■ STUDY QUESTIONS
[A] In the Oliver Petrak profile, what team is listed as his current team?
[B] Decide whether each statement agrees with the Oliver Petrak profile: (i) He was born in Zagreb. (ii) He made appearances for Istra 1961. (iii) He played for Korona Kielce from 2018 to 2019. Answer yes or no for each and quote the deciding words.
[C] Continue the Oliver Petrak profile from where it stops.
--- PASSAGE PROVIDED Enclosed Below ---
Oliver Petrak

Personal information
- Full name: Oliver Petrak
- Date of birth: 6 February 1991 (age 34)
- Place of birth: Zagreb, Croatia
- Height: 1.85 m (6 ft 1 in)
- Position(s): Defensive midfielder; central midfielder;

Team information
- Current team: Sesvete
- Number: 13

Youth career
- 2003-2005: Zagreb
- 2005: Lokomotiva Zagreb
- 2006–2009: Dinamo Zagreb
- 2009–2010: Lokomotiva Zagreb

Senior career*
- Years: Team / Apps / (Gls)
- 2010–2013: Lučko / 65 / (5)
- 2013–2014: Istra 1961 / 0 / (0)
- 2014: → Sesvete (loan) / 13 / (1)
- 2014–2017: Zrinjski / 65 / (9)
- 2017: Ordabasy / 8 / (0)
- 2018–2019: Korona Kielce / 42 / (0)
- 2019–2022: Lokomotiva Zagreb / 45 / (3)
- 2022: Krško / 16 / (2)
- 2023: Croatia Zmijavci / 12 / (1)
--- End of Enclosed PASSAGE PROVIDED ---
--- SUPPLIED ENTRIES Enclosed Below ---
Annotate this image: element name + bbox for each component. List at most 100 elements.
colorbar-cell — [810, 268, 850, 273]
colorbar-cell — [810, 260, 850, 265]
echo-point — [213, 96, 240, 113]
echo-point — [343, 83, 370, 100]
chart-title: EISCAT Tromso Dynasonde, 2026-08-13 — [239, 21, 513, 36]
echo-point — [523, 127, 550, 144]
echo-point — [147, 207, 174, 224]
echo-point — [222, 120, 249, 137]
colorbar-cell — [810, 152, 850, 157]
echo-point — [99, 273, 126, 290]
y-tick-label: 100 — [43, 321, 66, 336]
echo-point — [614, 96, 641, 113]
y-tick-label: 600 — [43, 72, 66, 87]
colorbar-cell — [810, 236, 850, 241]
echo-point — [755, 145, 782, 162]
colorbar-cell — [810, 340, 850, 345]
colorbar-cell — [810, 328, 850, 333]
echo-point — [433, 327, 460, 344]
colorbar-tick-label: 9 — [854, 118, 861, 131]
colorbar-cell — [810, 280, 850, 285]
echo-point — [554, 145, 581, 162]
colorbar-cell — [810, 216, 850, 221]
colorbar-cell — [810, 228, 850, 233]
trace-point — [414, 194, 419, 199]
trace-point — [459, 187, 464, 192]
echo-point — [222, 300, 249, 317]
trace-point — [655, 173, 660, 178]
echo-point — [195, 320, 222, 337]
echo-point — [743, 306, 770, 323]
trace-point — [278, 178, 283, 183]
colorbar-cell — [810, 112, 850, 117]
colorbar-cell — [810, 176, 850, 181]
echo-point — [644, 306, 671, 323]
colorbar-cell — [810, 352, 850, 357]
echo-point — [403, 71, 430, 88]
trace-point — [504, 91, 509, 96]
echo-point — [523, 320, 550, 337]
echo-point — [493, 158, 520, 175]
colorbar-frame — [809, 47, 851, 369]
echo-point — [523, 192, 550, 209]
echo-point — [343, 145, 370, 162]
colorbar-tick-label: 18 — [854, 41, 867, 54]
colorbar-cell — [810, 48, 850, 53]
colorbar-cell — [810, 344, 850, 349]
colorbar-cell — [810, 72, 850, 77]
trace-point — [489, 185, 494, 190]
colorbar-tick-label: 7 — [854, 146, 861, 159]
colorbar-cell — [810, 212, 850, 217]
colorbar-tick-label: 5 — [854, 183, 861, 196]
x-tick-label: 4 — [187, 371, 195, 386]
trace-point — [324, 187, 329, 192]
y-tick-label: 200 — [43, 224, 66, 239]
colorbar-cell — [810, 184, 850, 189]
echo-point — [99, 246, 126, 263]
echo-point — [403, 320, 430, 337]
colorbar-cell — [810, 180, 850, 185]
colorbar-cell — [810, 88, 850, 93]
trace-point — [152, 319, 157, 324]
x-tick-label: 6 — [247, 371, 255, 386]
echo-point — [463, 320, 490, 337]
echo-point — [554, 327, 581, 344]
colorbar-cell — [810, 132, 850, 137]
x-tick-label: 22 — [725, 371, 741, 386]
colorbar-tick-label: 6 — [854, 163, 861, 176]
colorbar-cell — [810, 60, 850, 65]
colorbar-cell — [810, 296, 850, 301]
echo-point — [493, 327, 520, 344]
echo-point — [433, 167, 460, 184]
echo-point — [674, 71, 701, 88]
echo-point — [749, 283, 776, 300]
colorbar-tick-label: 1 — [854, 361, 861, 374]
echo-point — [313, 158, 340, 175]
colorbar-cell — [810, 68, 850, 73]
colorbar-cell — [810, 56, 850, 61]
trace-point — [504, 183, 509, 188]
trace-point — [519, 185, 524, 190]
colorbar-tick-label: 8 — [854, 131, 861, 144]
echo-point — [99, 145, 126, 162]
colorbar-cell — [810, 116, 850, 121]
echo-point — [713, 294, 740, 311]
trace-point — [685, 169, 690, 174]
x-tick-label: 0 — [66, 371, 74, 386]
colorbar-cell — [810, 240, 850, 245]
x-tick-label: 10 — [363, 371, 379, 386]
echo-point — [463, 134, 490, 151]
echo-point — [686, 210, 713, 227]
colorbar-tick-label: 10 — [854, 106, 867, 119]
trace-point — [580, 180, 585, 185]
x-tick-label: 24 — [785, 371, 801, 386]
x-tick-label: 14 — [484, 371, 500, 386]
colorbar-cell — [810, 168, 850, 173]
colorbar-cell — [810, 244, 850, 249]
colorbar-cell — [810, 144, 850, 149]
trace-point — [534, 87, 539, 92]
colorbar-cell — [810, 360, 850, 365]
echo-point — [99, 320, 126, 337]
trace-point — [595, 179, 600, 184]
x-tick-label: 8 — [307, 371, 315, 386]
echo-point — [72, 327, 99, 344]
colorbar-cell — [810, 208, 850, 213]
--- End of Enclosed SUPPLIED ENTRIES ---
■ ANSWERS TO THE TASKS
[A] Sesvete

[B]
(i) Yes: "Place of birth: Zagreb, Croatia"
(ii) No: "2013–2014: Istra 1961 / 0 / (0)"
(iii) Yes: "2018–2019: Korona Kielce / 42 / (0)"

[C]
- 2023–: Sesvete / 12 / (1)

International career
- 2005: Croatia U14 / 2 / (0)
- 2007: Croatia U16 / 7 / (0)

= Oliver Petrak =

Croatian footballer (born 1991)

Oliver Petrak (born 6 February 1991) is a Croatian professional footballer who plays for Croatian second tier outfit Sesvete.

==Career==
===Club===
Petrak signed for FC Ordabasy in July 2017 on a one-year contract, but left the club at the end of the 2017 season.

On 29 June 2019, he joined Lokomotiva Zagreb.